Pictures are not part of the copy; repeat everything else in the records exactly.

Dataset excerpt:

———

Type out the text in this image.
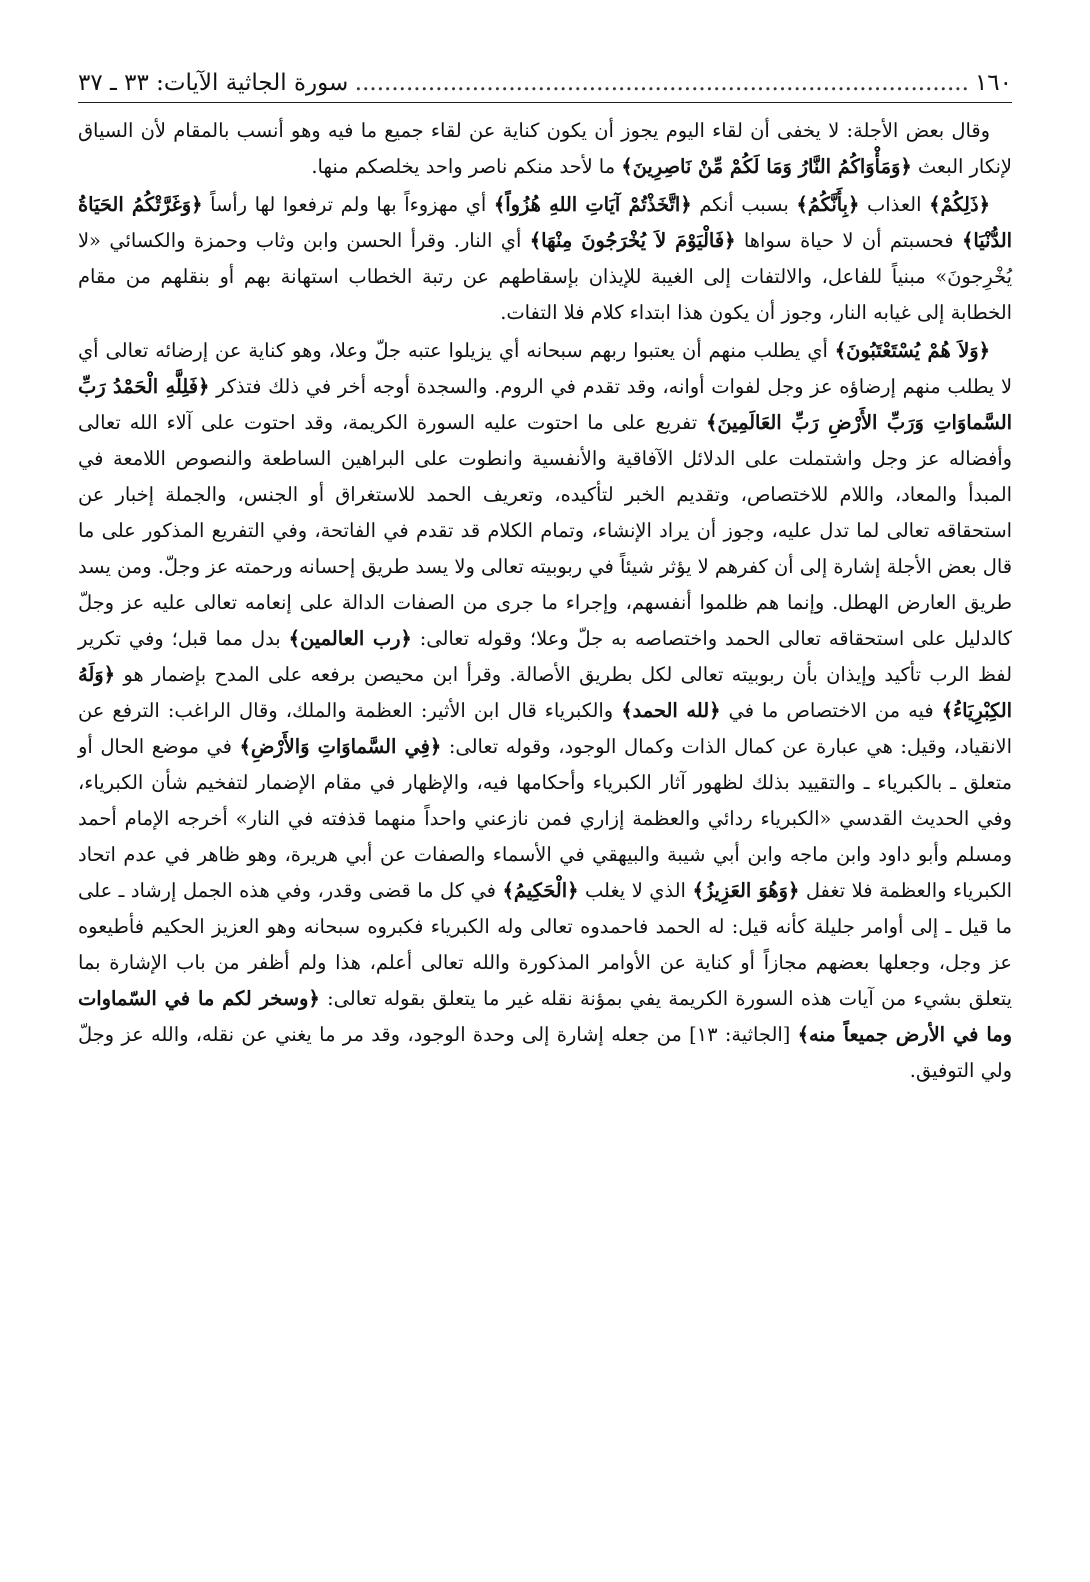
١٦٠
.....
سورة الجاثية الآيات: ٣٣ ـ ٣٧

وقال بعض الأجلة: لا يخفى أن لقاء اليوم يجوز أن يكون كناية عن لقاء جميع ما فيه وهو أنسب بالمقام لأن السياق لإنكار البعث ﴿وَمَأْوَاكُمُ النَّارُ وَمَا لَكُمْ مِّنْ نَاصِرِينَ﴾ ما لأحد منكم ناصر واحد يخلصكم منها.

﴿ذَلِكُمْ﴾ العذاب ﴿بِأَنَّكُمُ﴾ بسبب أنكم ﴿اتَّخَذْتُمْ آيَاتِ اللهِ هُزُواً﴾ أي مهزوءاً بها ولم ترفعوا لها رأساً ﴿وَغَرَّتْكُمُ الحَيَاةُ الدُّنْيَا﴾ فحسبتم أن لا حياة سواها ﴿فَالْيَوْمَ لاَ يُخْرَجُونَ مِنْهَا﴾ أي النار. وقرأ الحسن وابن وثاب وحمزة والكسائي «لا يُخْرِجونَ» مبنياً للفاعل، والالتفات إلى الغيبة للإيذان بإسقاطهم عن رتبة الخطاب استهانة بهم أو بنقلهم من مقام الخطابة إلى غيابه النار، وجوز أن يكون هذا ابتداء كلام فلا التفات.

﴿وَلاَ هُمْ يُسْتَعْتَبُونَ﴾ أي يطلب منهم أن يعتبوا ربهم سبحانه أي يزيلوا عتبه جلّ وعلا، وهو كناية عن إرضائه تعالى أي لا يطلب منهم إرضاؤه عز وجل لفوات أوانه، وقد تقدم في الروم. والسجدة أوجه أخر في ذلك فتذكر ﴿فَلِلَّهِ الْحَمْدُ رَبِّ السَّماوَاتِ وَرَبِّ الأَرْضِ رَبِّ العَالَمِينَ﴾ تفريع على ما احتوت عليه السورة الكريمة، وقد احتوت على آلاء الله تعالى وأفضاله عز وجل واشتملت على الدلائل الآفاقية والأنفسية وانطوت على البراهين الساطعة والنصوص اللامعة في المبدأ والمعاد، واللام للاختصاص، وتقديم الخبر لتأكيده، وتعريف الحمد للاستغراق أو الجنس، والجملة إخبار عن استحقاقه تعالى لما تدل عليه، وجوز أن يراد الإنشاء، وتمام الكلام قد تقدم في الفاتحة، وفي التفريع المذكور على ما قال بعض الأجلة إشارة إلى أن كفرهم لا يؤثر شيئاً في ربوبيته تعالى ولا يسد طريق إحسانه ورحمته عز وجلّ. ومن يسد طريق العارض الهطل. وإنما هم ظلموا أنفسهم، وإجراء ما جرى من الصفات الدالة على إنعامه تعالى عليه عز وجلّ كالدليل على استحقاقه تعالى الحمد واختصاصه به جلّ وعلا؛ وقوله تعالى: ﴿رب العالمين﴾ بدل مما قبل؛ وفي تكرير لفظ الرب تأكيد وإيذان بأن ربوبيته تعالى لكل بطريق الأصالة. وقرأ ابن محيصن برفعه على المدح بإضمار هو ﴿وَلَهُ الكِبْرِيَاءُ﴾ فيه من الاختصاص ما في ﴿لله الحمد﴾ والكبرياء قال ابن الأثير: العظمة والملك، وقال الراغب: الترفع عن الانقياد، وقيل: هي عبارة عن كمال الذات وكمال الوجود، وقوله تعالى: ﴿فِي السَّماوَاتِ وَالأَرْضِ﴾ في موضع الحال أو متعلق ـ بالكبرياء ـ والتقييد بذلك لظهور آثار الكبرياء وأحكامها فيه، والإظهار في مقام الإضمار لتفخيم شأن الكبرياء، وفي الحديث القدسي «الكبرياء ردائي والعظمة إزاري فمن نازعني واحداً منهما قذفته في النار» أخرجه الإمام أحمد ومسلم وأبو داود وابن ماجه وابن أبي شيبة والبيهقي في الأسماء والصفات عن أبي هريرة، وهو ظاهر في عدم اتحاد الكبرياء والعظمة فلا تغفل ﴿وَهُوَ العَزِيزُ﴾ الذي لا يغلب ﴿الْحَكِيمُ﴾ في كل ما قضى وقدر، وفي هذه الجمل إرشاد ـ على ما قيل ـ إلى أوامر جليلة كأنه قيل: له الحمد فاحمدوه تعالى وله الكبرياء فكبروه سبحانه وهو العزيز الحكيم فأطيعوه عز وجل، وجعلها بعضهم مجازاً أو كناية عن الأوامر المذكورة والله تعالى أعلم، هذا ولم أظفر من باب الإشارة بما يتعلق بشيء من آيات هذه السورة الكريمة يفي بمؤنة نقله غير ما يتعلق بقوله تعالى: ﴿وسخر لكم ما في السّماوات وما في الأرض جميعاً منه﴾ [الجاثية: ١٣] من جعله إشارة إلى وحدة الوجود، وقد مر ما يغني عن نقله، والله عز وجلّ ولي التوفيق.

———

◆ **Output of the task**
Type out the text in this image.
١٦٠
.....
سورة الجاثية الآيات: ٣٣ ـ ٣٧

وقال بعض الأجلة: لا يخفى أن لقاء اليوم يجوز أن يكون كناية عن لقاء جميع ما فيه وهو أنسب بالمقام لأن السياق لإنكار البعث ﴿وَمَأْوَاكُمُ النَّارُ وَمَا لَكُمْ مِّنْ نَاصِرِينَ﴾ ما لأحد منكم ناصر واحد يخلصكم منها.

﴿ذَلِكُمْ﴾ العذاب ﴿بِأَنَّكُمُ﴾ بسبب أنكم ﴿اتَّخَذْتُمْ آيَاتِ اللهِ هُزُواً﴾ أي مهزوءاً بها ولم ترفعوا لها رأساً ﴿وَغَرَّتْكُمُ الحَيَاةُ الدُّنْيَا﴾ فحسبتم أن لا حياة سواها ﴿فَالْيَوْمَ لاَ يُخْرَجُونَ مِنْهَا﴾ أي النار. وقرأ الحسن وابن وثاب وحمزة والكسائي «لا يُخْرِجونَ» مبنياً للفاعل، والالتفات إلى الغيبة للإيذان بإسقاطهم عن رتبة الخطاب استهانة بهم أو بنقلهم من مقام الخطابة إلى غيابه النار، وجوز أن يكون هذا ابتداء كلام فلا التفات.

﴿وَلاَ هُمْ يُسْتَعْتَبُونَ﴾ أي يطلب منهم أن يعتبوا ربهم سبحانه أي يزيلوا عتبه جلّ وعلا، وهو كناية عن إرضائه تعالى أي لا يطلب منهم إرضاؤه عز وجل لفوات أوانه، وقد تقدم في الروم. والسجدة أوجه أخر في ذلك فتذكر ﴿فَلِلَّهِ الْحَمْدُ رَبِّ السَّماوَاتِ وَرَبِّ الأَرْضِ رَبِّ العَالَمِينَ﴾ تفريع على ما احتوت عليه السورة الكريمة، وقد احتوت على آلاء الله تعالى وأفضاله عز وجل واشتملت على الدلائل الآفاقية والأنفسية وانطوت على البراهين الساطعة والنصوص اللامعة في المبدأ والمعاد، واللام للاختصاص، وتقديم الخبر لتأكيده، وتعريف الحمد للاستغراق أو الجنس، والجملة إخبار عن استحقاقه تعالى لما تدل عليه، وجوز أن يراد الإنشاء، وتمام الكلام قد تقدم في الفاتحة، وفي التفريع المذكور على ما قال بعض الأجلة إشارة إلى أن كفرهم لا يؤثر شيئاً في ربوبيته تعالى ولا يسد طريق إحسانه ورحمته عز وجلّ. ومن يسد طريق العارض الهطل. وإنما هم ظلموا أنفسهم، وإجراء ما جرى من الصفات الدالة على إنعامه تعالى عليه عز وجلّ كالدليل على استحقاقه تعالى الحمد واختصاصه به جلّ وعلا؛ وقوله تعالى: ﴿رب العالمين﴾ بدل مما قبل؛ وفي تكرير لفظ الرب تأكيد وإيذان بأن ربوبيته تعالى لكل بطريق الأصالة. وقرأ ابن محيصن برفعه على المدح بإضمار هو ﴿وَلَهُ الكِبْرِيَاءُ﴾ فيه من الاختصاص ما في ﴿لله الحمد﴾ والكبرياء قال ابن الأثير: العظمة والملك، وقال الراغب: الترفع عن الانقياد، وقيل: هي عبارة عن كمال الذات وكمال الوجود، وقوله تعالى: ﴿فِي السَّماوَاتِ وَالأَرْضِ﴾ في موضع الحال أو متعلق ـ بالكبرياء ـ والتقييد بذلك لظهور آثار الكبرياء وأحكامها فيه، والإظهار في مقام الإضمار لتفخيم شأن الكبرياء، وفي الحديث القدسي «الكبرياء ردائي والعظمة إزاري فمن نازعني واحداً منهما قذفته في النار» أخرجه الإمام أحمد ومسلم وأبو داود وابن ماجه وابن أبي شيبة والبيهقي في الأسماء والصفات عن أبي هريرة، وهو ظاهر في عدم اتحاد الكبرياء والعظمة فلا تغفل ﴿وَهُوَ العَزِيزُ﴾ الذي لا يغلب ﴿الْحَكِيمُ﴾ في كل ما قضى وقدر، وفي هذه الجمل إرشاد ـ على ما قيل ـ إلى أوامر جليلة كأنه قيل: له الحمد فاحمدوه تعالى وله الكبرياء فكبروه سبحانه وهو العزيز الحكيم فأطيعوه عز وجل، وجعلها بعضهم مجازاً أو كناية عن الأوامر المذكورة والله تعالى أعلم، هذا ولم أظفر من باب الإشارة بما يتعلق بشيء من آيات هذه السورة الكريمة يفي بمؤنة نقله غير ما يتعلق بقوله تعالى: ﴿وسخر لكم ما في السّماوات وما في الأرض جميعاً منه﴾ [الجاثية: ١٣] من جعله إشارة إلى وحدة الوجود، وقد مر ما يغني عن نقله، والله عز وجلّ ولي التوفيق.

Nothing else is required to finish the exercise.